What the task requires:
Among the entries below, count the lines where the string "title" occurs, and give only the number.

Source data:
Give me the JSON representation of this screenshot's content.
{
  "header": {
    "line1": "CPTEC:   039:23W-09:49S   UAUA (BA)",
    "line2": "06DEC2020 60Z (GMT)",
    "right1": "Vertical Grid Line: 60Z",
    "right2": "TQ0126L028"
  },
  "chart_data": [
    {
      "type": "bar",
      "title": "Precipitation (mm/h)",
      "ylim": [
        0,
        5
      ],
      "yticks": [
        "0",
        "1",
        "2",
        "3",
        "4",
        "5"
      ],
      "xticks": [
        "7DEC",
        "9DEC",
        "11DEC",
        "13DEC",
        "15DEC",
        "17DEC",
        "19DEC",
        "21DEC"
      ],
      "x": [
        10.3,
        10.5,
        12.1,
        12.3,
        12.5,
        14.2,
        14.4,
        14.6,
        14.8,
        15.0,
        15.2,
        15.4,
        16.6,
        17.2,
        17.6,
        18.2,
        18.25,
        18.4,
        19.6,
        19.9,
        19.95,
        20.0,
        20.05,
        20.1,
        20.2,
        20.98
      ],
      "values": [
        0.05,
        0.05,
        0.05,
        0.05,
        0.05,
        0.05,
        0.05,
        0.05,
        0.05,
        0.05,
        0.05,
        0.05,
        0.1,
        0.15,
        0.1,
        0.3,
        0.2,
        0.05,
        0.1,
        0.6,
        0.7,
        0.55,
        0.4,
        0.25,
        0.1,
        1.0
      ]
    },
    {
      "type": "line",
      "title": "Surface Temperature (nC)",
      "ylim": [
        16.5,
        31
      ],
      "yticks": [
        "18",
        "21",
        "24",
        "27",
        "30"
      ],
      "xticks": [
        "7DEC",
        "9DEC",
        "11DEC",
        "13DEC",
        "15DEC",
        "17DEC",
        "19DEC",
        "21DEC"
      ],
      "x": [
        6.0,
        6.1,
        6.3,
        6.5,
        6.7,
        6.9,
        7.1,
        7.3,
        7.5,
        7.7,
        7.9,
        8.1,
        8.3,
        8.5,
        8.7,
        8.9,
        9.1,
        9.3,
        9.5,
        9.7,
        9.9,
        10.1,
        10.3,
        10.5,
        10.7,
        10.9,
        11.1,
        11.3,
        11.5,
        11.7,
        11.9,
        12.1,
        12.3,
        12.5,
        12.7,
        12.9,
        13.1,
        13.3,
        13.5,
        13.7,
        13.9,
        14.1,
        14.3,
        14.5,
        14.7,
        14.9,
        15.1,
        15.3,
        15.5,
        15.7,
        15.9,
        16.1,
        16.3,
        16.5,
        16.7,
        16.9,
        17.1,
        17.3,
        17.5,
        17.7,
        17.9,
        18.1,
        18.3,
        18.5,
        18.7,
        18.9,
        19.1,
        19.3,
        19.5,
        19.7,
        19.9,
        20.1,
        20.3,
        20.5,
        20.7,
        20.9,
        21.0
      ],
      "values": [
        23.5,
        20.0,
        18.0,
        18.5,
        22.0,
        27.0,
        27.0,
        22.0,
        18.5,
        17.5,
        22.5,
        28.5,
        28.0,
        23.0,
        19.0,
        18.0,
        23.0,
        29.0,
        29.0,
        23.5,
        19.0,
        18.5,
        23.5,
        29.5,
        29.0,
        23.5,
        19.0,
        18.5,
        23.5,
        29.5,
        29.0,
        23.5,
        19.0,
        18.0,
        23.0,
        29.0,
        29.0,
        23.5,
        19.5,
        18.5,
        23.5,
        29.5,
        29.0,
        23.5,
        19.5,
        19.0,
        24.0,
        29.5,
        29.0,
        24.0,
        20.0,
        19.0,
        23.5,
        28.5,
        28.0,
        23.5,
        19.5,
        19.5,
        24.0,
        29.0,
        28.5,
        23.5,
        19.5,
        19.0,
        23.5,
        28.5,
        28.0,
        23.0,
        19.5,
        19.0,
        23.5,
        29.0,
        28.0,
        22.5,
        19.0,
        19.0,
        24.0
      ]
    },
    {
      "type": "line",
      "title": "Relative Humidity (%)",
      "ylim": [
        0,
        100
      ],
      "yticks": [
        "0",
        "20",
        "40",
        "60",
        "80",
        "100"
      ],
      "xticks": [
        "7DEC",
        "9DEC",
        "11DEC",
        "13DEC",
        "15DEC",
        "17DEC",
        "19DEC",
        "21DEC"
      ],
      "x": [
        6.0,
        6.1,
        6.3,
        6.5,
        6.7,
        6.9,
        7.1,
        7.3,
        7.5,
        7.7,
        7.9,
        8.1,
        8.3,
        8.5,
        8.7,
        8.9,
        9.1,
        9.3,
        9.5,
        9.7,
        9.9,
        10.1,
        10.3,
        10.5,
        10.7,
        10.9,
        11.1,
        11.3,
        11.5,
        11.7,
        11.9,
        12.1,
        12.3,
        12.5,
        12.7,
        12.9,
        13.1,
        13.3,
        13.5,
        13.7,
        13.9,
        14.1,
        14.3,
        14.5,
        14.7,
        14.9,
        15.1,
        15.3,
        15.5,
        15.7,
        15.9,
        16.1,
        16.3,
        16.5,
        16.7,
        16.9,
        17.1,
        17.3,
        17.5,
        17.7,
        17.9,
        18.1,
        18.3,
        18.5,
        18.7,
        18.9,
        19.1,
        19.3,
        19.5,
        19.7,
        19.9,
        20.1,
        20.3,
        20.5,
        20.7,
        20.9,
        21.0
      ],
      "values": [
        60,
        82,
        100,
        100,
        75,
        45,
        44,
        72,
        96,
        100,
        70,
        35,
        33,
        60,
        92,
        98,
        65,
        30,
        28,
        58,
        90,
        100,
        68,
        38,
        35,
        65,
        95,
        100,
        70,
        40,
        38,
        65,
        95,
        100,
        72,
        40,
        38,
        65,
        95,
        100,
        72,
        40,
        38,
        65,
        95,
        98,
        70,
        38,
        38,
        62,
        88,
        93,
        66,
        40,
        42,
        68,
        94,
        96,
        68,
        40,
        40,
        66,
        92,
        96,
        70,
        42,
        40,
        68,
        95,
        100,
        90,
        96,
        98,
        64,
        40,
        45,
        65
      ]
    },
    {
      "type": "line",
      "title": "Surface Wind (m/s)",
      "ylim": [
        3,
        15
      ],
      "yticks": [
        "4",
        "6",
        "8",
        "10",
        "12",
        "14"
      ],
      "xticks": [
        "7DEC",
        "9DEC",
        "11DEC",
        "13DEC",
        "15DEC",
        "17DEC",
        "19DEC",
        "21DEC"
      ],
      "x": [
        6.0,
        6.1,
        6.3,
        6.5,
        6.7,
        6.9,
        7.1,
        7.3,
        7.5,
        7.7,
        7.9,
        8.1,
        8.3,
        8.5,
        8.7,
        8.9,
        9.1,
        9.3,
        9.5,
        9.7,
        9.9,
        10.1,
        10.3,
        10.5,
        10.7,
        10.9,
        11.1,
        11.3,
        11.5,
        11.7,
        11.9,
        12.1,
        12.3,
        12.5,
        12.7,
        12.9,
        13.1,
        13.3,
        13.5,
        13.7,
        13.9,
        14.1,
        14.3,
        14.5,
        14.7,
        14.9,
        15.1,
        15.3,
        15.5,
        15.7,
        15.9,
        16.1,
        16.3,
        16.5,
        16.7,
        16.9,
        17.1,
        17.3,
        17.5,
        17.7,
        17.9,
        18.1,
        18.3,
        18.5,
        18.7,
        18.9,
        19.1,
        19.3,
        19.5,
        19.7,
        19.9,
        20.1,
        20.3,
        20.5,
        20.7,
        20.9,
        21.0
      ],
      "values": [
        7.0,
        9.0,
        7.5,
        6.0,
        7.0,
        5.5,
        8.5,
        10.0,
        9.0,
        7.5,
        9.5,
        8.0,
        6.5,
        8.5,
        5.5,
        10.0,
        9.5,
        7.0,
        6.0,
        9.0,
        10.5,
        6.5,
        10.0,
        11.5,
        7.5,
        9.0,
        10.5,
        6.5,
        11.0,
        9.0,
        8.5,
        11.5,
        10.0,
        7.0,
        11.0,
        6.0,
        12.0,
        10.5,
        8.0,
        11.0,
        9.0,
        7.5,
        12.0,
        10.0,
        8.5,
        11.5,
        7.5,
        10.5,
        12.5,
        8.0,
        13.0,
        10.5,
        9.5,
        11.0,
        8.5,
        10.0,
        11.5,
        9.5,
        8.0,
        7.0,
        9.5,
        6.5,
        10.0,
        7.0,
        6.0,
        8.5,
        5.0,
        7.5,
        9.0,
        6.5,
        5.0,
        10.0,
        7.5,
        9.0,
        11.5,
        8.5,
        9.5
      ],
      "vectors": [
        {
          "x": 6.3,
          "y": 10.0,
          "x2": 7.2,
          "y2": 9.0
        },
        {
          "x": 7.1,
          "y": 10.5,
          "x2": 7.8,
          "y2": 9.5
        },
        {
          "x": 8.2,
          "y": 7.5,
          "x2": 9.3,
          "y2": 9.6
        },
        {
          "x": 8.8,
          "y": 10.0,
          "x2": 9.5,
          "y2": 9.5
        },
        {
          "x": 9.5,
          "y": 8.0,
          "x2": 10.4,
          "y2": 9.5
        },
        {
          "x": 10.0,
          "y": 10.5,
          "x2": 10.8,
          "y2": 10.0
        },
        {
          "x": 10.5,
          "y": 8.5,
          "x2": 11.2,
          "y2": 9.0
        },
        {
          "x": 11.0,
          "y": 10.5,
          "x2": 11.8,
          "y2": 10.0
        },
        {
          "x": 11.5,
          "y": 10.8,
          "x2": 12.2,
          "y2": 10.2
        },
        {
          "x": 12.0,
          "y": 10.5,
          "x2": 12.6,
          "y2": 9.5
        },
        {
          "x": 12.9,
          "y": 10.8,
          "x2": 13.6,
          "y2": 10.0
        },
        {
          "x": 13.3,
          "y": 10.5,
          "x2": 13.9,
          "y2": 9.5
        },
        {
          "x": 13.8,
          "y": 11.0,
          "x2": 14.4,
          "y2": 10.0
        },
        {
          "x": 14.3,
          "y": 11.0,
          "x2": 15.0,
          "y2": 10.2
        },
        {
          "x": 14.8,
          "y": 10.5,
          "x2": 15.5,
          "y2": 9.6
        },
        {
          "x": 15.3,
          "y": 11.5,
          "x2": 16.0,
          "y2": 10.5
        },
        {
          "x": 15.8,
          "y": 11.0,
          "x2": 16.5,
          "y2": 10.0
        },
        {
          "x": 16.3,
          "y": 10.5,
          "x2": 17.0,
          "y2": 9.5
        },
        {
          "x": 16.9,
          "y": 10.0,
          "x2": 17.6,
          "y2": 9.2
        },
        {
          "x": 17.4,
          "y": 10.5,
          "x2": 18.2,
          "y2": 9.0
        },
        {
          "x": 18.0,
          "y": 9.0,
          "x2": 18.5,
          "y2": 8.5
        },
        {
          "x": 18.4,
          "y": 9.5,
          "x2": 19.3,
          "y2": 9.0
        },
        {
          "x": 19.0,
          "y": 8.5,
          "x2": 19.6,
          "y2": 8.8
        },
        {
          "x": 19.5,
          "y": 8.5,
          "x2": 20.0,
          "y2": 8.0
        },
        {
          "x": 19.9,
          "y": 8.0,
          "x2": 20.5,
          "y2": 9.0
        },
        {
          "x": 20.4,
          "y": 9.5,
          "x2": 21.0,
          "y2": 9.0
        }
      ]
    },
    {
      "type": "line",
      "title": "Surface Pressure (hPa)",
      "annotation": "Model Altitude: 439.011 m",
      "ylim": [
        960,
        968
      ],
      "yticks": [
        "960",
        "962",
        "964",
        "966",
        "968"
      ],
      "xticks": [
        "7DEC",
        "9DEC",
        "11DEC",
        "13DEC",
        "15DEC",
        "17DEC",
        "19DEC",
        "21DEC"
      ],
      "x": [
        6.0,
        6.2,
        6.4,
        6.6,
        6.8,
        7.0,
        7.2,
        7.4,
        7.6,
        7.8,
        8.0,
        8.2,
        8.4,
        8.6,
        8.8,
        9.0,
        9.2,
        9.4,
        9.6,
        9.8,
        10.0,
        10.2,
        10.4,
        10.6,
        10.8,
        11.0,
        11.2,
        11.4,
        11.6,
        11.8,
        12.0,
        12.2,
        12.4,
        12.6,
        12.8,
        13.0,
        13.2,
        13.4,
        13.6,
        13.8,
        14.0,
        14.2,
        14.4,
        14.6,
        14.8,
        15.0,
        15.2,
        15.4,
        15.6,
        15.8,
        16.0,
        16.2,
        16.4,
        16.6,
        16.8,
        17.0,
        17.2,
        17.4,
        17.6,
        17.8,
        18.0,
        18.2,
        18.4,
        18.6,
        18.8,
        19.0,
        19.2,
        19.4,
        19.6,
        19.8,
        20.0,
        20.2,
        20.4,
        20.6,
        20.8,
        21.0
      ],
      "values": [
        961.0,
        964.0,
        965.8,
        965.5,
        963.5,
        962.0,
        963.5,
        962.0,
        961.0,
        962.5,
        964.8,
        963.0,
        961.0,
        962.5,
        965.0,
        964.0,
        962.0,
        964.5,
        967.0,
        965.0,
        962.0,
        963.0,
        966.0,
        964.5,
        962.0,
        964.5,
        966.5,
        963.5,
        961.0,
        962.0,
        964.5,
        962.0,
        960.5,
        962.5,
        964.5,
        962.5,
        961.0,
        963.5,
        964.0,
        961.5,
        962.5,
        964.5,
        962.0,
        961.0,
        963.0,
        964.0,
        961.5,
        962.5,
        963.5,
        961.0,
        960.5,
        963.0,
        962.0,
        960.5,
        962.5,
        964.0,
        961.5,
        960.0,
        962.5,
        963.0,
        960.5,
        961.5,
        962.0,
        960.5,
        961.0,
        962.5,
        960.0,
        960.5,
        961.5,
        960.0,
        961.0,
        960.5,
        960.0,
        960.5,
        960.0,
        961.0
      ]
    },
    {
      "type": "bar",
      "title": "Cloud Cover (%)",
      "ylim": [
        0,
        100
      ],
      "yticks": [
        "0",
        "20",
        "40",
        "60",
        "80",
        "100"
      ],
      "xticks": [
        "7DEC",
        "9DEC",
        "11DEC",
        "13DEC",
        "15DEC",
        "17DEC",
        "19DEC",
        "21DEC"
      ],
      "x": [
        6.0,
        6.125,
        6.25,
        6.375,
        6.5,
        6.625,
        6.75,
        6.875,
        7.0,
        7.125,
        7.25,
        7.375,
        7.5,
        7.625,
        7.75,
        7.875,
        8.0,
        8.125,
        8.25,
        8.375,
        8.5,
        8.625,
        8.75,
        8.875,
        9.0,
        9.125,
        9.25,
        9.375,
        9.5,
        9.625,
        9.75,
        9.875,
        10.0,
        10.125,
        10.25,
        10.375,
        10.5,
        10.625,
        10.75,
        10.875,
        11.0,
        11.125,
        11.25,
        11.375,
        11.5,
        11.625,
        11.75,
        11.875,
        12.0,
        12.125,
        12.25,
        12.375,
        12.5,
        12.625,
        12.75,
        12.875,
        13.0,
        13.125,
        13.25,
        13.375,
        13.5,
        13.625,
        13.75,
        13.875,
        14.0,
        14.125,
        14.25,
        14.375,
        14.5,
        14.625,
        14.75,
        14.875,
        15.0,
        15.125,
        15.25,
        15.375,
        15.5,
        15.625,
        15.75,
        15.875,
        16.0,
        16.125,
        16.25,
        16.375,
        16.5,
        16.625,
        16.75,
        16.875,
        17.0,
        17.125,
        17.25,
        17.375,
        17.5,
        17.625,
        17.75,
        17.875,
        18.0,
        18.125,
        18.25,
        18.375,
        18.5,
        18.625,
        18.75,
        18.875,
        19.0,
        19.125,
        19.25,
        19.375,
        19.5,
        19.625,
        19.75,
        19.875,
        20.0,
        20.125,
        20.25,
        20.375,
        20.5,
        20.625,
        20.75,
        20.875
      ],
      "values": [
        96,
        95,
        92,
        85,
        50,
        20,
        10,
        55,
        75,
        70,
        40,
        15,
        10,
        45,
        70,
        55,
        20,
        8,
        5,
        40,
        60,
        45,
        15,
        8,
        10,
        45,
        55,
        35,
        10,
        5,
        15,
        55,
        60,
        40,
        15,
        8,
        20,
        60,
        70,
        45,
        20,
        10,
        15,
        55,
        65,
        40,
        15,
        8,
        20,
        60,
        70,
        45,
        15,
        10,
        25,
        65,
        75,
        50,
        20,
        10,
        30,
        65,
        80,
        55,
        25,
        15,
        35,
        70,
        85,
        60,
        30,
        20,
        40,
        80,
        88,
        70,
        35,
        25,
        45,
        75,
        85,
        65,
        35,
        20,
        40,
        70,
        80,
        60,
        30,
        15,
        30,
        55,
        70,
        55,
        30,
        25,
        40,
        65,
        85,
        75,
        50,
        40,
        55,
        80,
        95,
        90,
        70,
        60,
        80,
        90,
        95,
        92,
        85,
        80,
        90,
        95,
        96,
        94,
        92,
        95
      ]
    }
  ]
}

Answer to the exercise:
6